**TASK DESCRIPTION:**
Find each line in the following listing that has the string "this", then state the count and nothing else.

**DATA EXTRACT:**
━━━━━━━━━━

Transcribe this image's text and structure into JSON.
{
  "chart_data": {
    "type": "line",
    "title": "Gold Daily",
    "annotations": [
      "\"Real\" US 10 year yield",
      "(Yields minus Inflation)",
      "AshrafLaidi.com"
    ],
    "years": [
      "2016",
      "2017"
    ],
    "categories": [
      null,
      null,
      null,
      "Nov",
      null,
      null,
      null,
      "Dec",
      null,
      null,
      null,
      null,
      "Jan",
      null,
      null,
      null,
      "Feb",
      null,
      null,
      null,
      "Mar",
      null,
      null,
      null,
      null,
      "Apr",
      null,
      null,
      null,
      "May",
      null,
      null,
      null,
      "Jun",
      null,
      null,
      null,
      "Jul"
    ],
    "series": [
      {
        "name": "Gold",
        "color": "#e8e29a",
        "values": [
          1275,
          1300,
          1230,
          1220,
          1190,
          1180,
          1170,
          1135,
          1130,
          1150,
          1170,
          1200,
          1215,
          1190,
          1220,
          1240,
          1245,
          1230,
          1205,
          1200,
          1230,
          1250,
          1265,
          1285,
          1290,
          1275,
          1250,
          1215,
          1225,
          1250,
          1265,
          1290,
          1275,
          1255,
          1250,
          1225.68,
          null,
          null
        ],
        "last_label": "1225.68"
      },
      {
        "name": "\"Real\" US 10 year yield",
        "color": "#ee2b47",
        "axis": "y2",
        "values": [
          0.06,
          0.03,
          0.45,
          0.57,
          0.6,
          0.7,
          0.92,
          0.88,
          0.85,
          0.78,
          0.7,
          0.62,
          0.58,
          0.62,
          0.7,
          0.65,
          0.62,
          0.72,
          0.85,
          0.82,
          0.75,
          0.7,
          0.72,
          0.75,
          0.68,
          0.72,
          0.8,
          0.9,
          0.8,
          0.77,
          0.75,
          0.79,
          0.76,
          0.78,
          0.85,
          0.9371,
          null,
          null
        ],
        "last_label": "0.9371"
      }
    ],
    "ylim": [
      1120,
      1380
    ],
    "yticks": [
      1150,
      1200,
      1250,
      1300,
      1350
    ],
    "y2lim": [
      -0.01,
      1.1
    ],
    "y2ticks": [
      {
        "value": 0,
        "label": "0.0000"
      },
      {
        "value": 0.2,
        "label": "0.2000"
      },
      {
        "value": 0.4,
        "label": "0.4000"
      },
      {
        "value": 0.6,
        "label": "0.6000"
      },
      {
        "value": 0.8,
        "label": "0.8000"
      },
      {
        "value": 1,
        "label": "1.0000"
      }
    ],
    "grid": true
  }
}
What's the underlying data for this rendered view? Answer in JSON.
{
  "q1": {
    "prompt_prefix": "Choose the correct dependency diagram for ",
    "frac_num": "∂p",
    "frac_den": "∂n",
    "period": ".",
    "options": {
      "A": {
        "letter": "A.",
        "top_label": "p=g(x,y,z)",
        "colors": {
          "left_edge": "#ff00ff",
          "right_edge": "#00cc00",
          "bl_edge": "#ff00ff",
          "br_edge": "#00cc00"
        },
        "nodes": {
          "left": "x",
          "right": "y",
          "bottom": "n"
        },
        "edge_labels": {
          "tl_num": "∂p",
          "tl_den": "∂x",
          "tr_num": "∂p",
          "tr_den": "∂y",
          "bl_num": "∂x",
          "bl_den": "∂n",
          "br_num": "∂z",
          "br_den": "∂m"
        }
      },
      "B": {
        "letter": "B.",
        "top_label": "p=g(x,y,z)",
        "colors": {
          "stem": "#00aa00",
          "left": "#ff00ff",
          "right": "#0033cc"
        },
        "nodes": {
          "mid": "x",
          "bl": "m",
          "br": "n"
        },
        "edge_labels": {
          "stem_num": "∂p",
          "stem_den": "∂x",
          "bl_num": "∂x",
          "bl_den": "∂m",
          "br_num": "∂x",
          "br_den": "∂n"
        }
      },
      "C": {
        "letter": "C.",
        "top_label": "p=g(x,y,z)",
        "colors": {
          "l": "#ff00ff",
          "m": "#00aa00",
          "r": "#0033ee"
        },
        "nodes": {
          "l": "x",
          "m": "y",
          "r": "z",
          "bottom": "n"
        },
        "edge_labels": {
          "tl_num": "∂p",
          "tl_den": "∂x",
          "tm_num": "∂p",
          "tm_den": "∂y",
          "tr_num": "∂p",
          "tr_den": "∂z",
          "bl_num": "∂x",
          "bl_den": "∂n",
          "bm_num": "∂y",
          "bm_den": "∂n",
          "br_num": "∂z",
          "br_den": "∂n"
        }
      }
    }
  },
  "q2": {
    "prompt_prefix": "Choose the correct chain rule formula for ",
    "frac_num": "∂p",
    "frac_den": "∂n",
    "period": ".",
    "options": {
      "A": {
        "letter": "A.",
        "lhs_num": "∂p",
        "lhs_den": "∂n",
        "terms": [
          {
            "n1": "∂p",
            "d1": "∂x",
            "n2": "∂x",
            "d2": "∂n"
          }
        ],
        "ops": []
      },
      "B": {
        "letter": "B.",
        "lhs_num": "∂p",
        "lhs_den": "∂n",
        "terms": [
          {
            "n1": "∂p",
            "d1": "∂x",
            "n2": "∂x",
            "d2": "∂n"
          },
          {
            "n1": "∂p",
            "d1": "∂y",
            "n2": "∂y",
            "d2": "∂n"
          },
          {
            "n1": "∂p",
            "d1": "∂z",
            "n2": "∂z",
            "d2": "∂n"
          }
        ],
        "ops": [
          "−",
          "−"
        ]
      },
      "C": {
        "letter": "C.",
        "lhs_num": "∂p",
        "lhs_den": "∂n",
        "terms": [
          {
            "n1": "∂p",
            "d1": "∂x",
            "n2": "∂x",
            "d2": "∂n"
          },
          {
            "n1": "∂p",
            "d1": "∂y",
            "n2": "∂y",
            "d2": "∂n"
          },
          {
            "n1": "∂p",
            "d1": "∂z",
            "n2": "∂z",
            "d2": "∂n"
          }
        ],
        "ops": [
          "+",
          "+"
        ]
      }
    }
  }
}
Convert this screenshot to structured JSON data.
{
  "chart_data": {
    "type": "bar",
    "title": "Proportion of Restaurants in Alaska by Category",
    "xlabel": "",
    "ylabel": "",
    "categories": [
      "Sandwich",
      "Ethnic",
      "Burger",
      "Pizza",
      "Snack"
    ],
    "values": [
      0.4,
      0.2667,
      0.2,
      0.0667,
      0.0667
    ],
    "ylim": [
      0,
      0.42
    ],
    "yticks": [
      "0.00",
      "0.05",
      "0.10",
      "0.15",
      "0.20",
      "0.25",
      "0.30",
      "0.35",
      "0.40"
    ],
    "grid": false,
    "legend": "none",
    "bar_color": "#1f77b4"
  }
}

━━━━━━━━━━

**FULL OUTPUT:**
3